--- Start of SUPPLIED INFORMATION ---

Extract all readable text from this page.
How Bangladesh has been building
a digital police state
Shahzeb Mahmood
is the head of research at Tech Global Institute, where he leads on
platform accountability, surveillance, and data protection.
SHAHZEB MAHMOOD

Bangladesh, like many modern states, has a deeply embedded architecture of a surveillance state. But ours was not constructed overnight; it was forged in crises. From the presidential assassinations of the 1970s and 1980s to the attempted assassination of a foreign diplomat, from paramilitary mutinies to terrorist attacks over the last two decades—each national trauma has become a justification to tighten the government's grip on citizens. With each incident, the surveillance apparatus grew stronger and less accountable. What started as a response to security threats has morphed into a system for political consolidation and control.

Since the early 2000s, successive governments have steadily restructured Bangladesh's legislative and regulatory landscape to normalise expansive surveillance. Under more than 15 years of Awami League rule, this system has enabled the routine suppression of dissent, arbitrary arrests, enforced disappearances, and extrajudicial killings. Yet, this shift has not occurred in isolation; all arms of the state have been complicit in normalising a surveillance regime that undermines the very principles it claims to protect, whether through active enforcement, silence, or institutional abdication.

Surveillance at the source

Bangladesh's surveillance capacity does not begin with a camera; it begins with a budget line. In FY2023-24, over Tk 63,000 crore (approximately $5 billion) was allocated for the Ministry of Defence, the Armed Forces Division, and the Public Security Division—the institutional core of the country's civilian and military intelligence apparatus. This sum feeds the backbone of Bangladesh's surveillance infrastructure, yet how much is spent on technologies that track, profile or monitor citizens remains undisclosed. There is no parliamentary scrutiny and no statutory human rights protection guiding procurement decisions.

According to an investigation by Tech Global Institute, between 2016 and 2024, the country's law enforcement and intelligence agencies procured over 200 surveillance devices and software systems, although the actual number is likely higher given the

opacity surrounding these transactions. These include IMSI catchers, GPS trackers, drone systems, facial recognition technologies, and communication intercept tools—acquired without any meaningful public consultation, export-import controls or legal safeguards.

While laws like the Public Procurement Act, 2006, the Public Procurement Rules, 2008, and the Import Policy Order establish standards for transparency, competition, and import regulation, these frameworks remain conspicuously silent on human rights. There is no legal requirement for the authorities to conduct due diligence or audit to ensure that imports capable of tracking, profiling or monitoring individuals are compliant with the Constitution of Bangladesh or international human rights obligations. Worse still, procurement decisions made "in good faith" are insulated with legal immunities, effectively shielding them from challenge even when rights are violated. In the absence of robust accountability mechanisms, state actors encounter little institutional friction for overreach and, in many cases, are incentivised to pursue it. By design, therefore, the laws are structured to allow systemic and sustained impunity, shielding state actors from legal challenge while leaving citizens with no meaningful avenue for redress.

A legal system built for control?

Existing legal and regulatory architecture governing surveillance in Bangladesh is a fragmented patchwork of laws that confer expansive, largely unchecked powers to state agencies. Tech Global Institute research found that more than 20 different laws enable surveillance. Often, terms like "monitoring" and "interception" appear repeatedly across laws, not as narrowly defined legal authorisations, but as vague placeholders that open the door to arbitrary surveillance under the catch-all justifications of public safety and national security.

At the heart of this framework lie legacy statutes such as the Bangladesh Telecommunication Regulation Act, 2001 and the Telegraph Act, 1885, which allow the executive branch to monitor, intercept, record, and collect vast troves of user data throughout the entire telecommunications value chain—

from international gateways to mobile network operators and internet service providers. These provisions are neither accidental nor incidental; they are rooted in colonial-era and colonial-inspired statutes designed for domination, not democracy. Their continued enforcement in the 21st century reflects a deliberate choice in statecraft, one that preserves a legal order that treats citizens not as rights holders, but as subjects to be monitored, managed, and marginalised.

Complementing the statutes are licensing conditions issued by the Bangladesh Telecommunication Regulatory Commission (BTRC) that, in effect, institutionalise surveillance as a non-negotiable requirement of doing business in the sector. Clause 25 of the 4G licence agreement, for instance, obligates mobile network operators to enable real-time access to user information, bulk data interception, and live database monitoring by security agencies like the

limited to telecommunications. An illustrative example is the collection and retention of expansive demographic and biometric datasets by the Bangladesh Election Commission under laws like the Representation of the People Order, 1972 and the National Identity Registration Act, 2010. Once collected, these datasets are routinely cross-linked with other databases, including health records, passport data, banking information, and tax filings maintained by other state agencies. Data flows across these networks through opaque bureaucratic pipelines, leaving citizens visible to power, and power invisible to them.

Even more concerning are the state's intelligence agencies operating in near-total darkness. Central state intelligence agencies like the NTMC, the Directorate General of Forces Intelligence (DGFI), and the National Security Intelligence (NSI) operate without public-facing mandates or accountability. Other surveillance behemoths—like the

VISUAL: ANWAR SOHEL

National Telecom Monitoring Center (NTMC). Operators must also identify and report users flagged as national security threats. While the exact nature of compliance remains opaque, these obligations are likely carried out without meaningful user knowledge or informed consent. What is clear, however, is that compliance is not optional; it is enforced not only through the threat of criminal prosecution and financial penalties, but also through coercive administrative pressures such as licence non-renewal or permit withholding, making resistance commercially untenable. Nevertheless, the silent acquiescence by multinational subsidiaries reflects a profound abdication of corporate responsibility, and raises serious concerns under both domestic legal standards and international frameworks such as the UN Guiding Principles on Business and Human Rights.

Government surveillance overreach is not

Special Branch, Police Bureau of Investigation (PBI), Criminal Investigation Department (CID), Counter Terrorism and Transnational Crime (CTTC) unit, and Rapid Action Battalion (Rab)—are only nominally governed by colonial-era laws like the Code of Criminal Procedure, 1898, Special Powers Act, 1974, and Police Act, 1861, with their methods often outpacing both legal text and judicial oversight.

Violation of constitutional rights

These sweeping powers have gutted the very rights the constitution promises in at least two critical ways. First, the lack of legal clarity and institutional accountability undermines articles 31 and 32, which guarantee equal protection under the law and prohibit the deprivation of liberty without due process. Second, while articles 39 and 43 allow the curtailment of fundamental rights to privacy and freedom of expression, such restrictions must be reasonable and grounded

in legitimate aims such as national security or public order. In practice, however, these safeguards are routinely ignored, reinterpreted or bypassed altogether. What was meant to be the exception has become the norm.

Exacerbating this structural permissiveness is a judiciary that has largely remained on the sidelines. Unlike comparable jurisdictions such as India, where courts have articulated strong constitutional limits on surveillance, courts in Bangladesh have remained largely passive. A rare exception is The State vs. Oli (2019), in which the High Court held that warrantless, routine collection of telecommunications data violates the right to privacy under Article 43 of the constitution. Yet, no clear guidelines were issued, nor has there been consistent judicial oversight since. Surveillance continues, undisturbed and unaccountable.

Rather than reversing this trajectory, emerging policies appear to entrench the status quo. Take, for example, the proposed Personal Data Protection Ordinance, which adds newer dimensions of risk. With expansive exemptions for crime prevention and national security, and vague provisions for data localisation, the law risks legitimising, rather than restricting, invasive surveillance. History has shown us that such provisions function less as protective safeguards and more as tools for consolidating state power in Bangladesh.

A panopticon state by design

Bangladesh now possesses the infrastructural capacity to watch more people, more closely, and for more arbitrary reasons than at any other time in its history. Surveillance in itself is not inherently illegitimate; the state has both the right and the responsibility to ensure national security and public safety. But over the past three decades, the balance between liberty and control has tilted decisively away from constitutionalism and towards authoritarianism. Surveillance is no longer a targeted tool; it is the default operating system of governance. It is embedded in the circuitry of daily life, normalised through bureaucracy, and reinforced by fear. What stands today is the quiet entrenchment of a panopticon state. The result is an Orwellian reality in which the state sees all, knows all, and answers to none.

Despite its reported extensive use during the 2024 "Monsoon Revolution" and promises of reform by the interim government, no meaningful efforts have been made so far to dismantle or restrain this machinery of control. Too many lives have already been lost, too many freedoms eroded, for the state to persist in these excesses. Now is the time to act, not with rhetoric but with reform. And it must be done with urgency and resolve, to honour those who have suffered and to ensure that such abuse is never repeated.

--- End of SUPPLIED INFORMATION ---

WHAT IS ASKED :: All entries must be repeated verbatim.

EXPECTED ANSWER ::
Extract all readable text from this page.
How Bangladesh has been building
a digital police state
Shahzeb Mahmood
is the head of research at Tech Global Institute, where he leads on
platform accountability, surveillance, and data protection.
SHAHZEB MAHMOOD

Bangladesh, like many modern states, has a deeply embedded architecture of a surveillance state. But ours was not constructed overnight; it was forged in crises. From the presidential assassinations of the 1970s and 1980s to the attempted assassination of a foreign diplomat, from paramilitary mutinies to terrorist attacks over the last two decades—each national trauma has become a justification to tighten the government's grip on citizens. With each incident, the surveillance apparatus grew stronger and less accountable. What started as a response to security threats has morphed into a system for political consolidation and control.

Since the early 2000s, successive governments have steadily restructured Bangladesh's legislative and regulatory landscape to normalise expansive surveillance. Under more than 15 years of Awami League rule, this system has enabled the routine suppression of dissent, arbitrary arrests, enforced disappearances, and extrajudicial killings. Yet, this shift has not occurred in isolation; all arms of the state have been complicit in normalising a surveillance regime that undermines the very principles it claims to protect, whether through active enforcement, silence, or institutional abdication.

Surveillance at the source

Bangladesh's surveillance capacity does not begin with a camera; it begins with a budget line. In FY2023-24, over Tk 63,000 crore (approximately $5 billion) was allocated for the Ministry of Defence, the Armed Forces Division, and the Public Security Division—the institutional core of the country's civilian and military intelligence apparatus. This sum feeds the backbone of Bangladesh's surveillance infrastructure, yet how much is spent on technologies that track, profile or monitor citizens remains undisclosed. There is no parliamentary scrutiny and no statutory human rights protection guiding procurement decisions.

According to an investigation by Tech Global Institute, between 2016 and 2024, the country's law enforcement and intelligence agencies procured over 200 surveillance devices and software systems, although the actual number is likely higher given the

opacity surrounding these transactions. These include IMSI catchers, GPS trackers, drone systems, facial recognition technologies, and communication intercept tools—acquired without any meaningful public consultation, export-import controls or legal safeguards.

While laws like the Public Procurement Act, 2006, the Public Procurement Rules, 2008, and the Import Policy Order establish standards for transparency, competition, and import regulation, these frameworks remain conspicuously silent on human rights. There is no legal requirement for the authorities to conduct due diligence or audit to ensure that imports capable of tracking, profiling or monitoring individuals are compliant with the Constitution of Bangladesh or international human rights obligations. Worse still, procurement decisions made "in good faith" are insulated with legal immunities, effectively shielding them from challenge even when rights are violated. In the absence of robust accountability mechanisms, state actors encounter little institutional friction for overreach and, in many cases, are incentivised to pursue it. By design, therefore, the laws are structured to allow systemic and sustained impunity, shielding state actors from legal challenge while leaving citizens with no meaningful avenue for redress.

A legal system built for control?

Existing legal and regulatory architecture governing surveillance in Bangladesh is a fragmented patchwork of laws that confer expansive, largely unchecked powers to state agencies. Tech Global Institute research found that more than 20 different laws enable surveillance. Often, terms like "monitoring" and "interception" appear repeatedly across laws, not as narrowly defined legal authorisations, but as vague placeholders that open the door to arbitrary surveillance under the catch-all justifications of public safety and national security.

At the heart of this framework lie legacy statutes such as the Bangladesh Telecommunication Regulation Act, 2001 and the Telegraph Act, 1885, which allow the executive branch to monitor, intercept, record, and collect vast troves of user data throughout the entire telecommunications value chain—

from international gateways to mobile network operators and internet service providers. These provisions are neither accidental nor incidental; they are rooted in colonial-era and colonial-inspired statutes designed for domination, not democracy. Their continued enforcement in the 21st century reflects a deliberate choice in statecraft, one that preserves a legal order that treats citizens not as rights holders, but as subjects to be monitored, managed, and marginalised.

Complementing the statutes are licensing conditions issued by the Bangladesh Telecommunication Regulatory Commission (BTRC) that, in effect, institutionalise surveillance as a non-negotiable requirement of doing business in the sector. Clause 25 of the 4G licence agreement, for instance, obligates mobile network operators to enable real-time access to user information, bulk data interception, and live database monitoring by security agencies like the

limited to telecommunications. An illustrative example is the collection and retention of expansive demographic and biometric datasets by the Bangladesh Election Commission under laws like the Representation of the People Order, 1972 and the National Identity Registration Act, 2010. Once collected, these datasets are routinely cross-linked with other databases, including health records, passport data, banking information, and tax filings maintained by other state agencies. Data flows across these networks through opaque bureaucratic pipelines, leaving citizens visible to power, and power invisible to them.

Even more concerning are the state's intelligence agencies operating in near-total darkness. Central state intelligence agencies like the NTMC, the Directorate General of Forces Intelligence (DGFI), and the National Security Intelligence (NSI) operate without public-facing mandates or accountability. Other surveillance behemoths—like the

VISUAL: ANWAR SOHEL

National Telecom Monitoring Center (NTMC). Operators must also identify and report users flagged as national security threats. While the exact nature of compliance remains opaque, these obligations are likely carried out without meaningful user knowledge or informed consent. What is clear, however, is that compliance is not optional; it is enforced not only through the threat of criminal prosecution and financial penalties, but also through coercive administrative pressures such as licence non-renewal or permit withholding, making resistance commercially untenable. Nevertheless, the silent acquiescence by multinational subsidiaries reflects a profound abdication of corporate responsibility, and raises serious concerns under both domestic legal standards and international frameworks such as the UN Guiding Principles on Business and Human Rights.

Government surveillance overreach is not

Special Branch, Police Bureau of Investigation (PBI), Criminal Investigation Department (CID), Counter Terrorism and Transnational Crime (CTTC) unit, and Rapid Action Battalion (Rab)—are only nominally governed by colonial-era laws like the Code of Criminal Procedure, 1898, Special Powers Act, 1974, and Police Act, 1861, with their methods often outpacing both legal text and judicial oversight.

Violation of constitutional rights

These sweeping powers have gutted the very rights the constitution promises in at least two critical ways. First, the lack of legal clarity and institutional accountability undermines articles 31 and 32, which guarantee equal protection under the law and prohibit the deprivation of liberty without due process. Second, while articles 39 and 43 allow the curtailment of fundamental rights to privacy and freedom of expression, such restrictions must be reasonable and grounded

in legitimate aims such as national security or public order. In practice, however, these safeguards are routinely ignored, reinterpreted or bypassed altogether. What was meant to be the exception has become the norm.

Exacerbating this structural permissiveness is a judiciary that has largely remained on the sidelines. Unlike comparable jurisdictions such as India, where courts have articulated strong constitutional limits on surveillance, courts in Bangladesh have remained largely passive. A rare exception is The State vs. Oli (2019), in which the High Court held that warrantless, routine collection of telecommunications data violates the right to privacy under Article 43 of the constitution. Yet, no clear guidelines were issued, nor has there been consistent judicial oversight since. Surveillance continues, undisturbed and unaccountable.

Rather than reversing this trajectory, emerging policies appear to entrench the status quo. Take, for example, the proposed Personal Data Protection Ordinance, which adds newer dimensions of risk. With expansive exemptions for crime prevention and national security, and vague provisions for data localisation, the law risks legitimising, rather than restricting, invasive surveillance. History has shown us that such provisions function less as protective safeguards and more as tools for consolidating state power in Bangladesh.

A panopticon state by design

Bangladesh now possesses the infrastructural capacity to watch more people, more closely, and for more arbitrary reasons than at any other time in its history. Surveillance in itself is not inherently illegitimate; the state has both the right and the responsibility to ensure national security and public safety. But over the past three decades, the balance between liberty and control has tilted decisively away from constitutionalism and towards authoritarianism. Surveillance is no longer a targeted tool; it is the default operating system of governance. It is embedded in the circuitry of daily life, normalised through bureaucracy, and reinforced by fear. What stands today is the quiet entrenchment of a panopticon state. The result is an Orwellian reality in which the state sees all, knows all, and answers to none.

Despite its reported extensive use during the 2024 "Monsoon Revolution" and promises of reform by the interim government, no meaningful efforts have been made so far to dismantle or restrain this machinery of control. Too many lives have already been lost, too many freedoms eroded, for the state to persist in these excesses. Now is the time to act, not with rhetoric but with reform. And it must be done with urgency and resolve, to honour those who have suffered and to ensure that such abuse is never repeated.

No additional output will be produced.